Brano da leggere
Se poi si confrontano questi carrelli con un altro carrello che potremmo definire “BASIC” fatto di prodotti più tradizionali (pane, pasta, riso, pomodori) ci si accorge come i volumi di vendita di questo carrello siano sostanzialmente rimasti immutati.

Il mercato della gdo, i formati distributivi, il ruolo di Coop.

Ai mutamenti nei comportamenti dal lato della domanda non potevano non corrispondere altrettanti mutamenti dal lato dell’offerta e a fronte di un giro d’affari che ha mostrato più segnali di criticità, la grande distribuzione organizzata si è trovata a fronteggiare una grande mobilità del consumatore. Formati che sembravano destinati a prendere il sopravvento come gli ipermercati vivono a livello di vendite una fase di assestamento e necessitano di adeguate ristrutturazioni e altri che sembravano arrivati alla maturità come i grandi supermercati hanno ritrovato slancio. Inversione di tendenza anche per gli esercizi specializzati che, a fronte di perduranti cadute degli anni precedenti, stanno incontrando il favore delle famiglie italiane con tassi di crescita delle vendite non molto inferiori al 3%.

I dati
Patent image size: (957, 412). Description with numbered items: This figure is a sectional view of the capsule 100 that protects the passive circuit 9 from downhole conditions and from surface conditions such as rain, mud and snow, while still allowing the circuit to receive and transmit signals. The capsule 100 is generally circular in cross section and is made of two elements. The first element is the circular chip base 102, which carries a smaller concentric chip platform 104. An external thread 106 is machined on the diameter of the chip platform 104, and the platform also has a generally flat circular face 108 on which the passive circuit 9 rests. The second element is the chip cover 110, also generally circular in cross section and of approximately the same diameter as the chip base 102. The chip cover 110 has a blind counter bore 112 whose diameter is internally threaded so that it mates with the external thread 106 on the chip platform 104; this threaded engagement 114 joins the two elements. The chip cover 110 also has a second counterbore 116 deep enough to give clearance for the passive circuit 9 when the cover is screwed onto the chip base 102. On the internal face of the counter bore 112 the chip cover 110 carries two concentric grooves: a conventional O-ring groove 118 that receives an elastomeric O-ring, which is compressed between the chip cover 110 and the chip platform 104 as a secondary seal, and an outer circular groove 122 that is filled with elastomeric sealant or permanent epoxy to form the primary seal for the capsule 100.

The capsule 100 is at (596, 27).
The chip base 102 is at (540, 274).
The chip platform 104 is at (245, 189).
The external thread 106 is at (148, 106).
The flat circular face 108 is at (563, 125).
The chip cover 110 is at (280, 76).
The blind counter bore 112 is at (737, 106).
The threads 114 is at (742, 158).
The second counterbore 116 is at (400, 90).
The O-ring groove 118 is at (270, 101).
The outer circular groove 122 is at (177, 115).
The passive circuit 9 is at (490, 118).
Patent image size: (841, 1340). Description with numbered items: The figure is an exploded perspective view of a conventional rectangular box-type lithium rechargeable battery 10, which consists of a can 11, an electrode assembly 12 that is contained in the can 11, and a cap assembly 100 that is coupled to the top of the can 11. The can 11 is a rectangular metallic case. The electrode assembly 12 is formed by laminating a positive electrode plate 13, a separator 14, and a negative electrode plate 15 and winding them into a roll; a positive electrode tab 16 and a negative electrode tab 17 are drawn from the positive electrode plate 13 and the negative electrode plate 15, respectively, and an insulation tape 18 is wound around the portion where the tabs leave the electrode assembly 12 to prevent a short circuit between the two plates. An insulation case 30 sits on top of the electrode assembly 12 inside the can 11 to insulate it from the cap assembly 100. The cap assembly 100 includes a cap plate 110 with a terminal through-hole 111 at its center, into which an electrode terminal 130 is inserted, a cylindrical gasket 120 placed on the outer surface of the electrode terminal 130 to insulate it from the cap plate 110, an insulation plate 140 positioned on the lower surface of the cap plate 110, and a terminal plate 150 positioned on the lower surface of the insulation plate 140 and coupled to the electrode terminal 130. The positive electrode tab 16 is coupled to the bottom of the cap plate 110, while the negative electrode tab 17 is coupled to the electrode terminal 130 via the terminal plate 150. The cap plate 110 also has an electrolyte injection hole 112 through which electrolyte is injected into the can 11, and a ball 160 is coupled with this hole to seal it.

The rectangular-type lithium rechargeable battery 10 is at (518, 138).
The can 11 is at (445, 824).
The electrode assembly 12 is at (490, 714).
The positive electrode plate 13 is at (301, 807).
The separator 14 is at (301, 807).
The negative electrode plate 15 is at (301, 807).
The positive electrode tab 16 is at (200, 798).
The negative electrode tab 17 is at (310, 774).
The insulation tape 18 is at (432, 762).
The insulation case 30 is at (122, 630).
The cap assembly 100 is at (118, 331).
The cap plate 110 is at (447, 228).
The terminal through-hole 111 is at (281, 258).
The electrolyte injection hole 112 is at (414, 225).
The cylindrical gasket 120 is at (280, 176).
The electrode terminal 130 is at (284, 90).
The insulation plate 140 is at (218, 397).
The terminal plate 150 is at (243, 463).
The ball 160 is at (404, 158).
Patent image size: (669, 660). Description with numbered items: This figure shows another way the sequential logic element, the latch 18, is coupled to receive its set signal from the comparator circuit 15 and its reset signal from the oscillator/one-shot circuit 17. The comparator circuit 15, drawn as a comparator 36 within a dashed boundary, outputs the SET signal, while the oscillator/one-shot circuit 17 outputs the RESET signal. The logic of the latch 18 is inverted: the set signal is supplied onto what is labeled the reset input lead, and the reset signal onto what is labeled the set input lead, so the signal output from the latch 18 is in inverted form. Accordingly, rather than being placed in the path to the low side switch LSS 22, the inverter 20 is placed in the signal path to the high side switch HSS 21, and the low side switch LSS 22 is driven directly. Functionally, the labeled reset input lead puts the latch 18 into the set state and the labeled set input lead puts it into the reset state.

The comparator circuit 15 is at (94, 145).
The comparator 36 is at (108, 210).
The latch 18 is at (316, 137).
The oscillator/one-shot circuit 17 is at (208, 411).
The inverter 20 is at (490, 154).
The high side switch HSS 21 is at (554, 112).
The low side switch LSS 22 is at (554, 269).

Attività richiesta 1
Elencare tutti i prodotti che il brano indica come componenti del carrello definito “BASIC”.
Attività richiesta 2
Rispondere in base al brano:
(a) Quale andamento hanno avuto i volumi di vendita del carrello “BASIC”?
(b) Quale formato distributivo sta vivendo una fase di assestamento delle vendite?
(c) Con quali tassi di crescita delle vendite gli esercizi specializzati incontrano il favore delle famiglie italiane?
Per rispondere fare riferimento unicamente al brano, senza considerare i record.

Soluzione scritta 1
Pane, pasta, riso, pomodori.

Soluzione scritta 2
(a) Sono rimasti sostanzialmente immutati.
(b) Gli ipermercati.
(c) Con tassi non molto inferiori al 3%.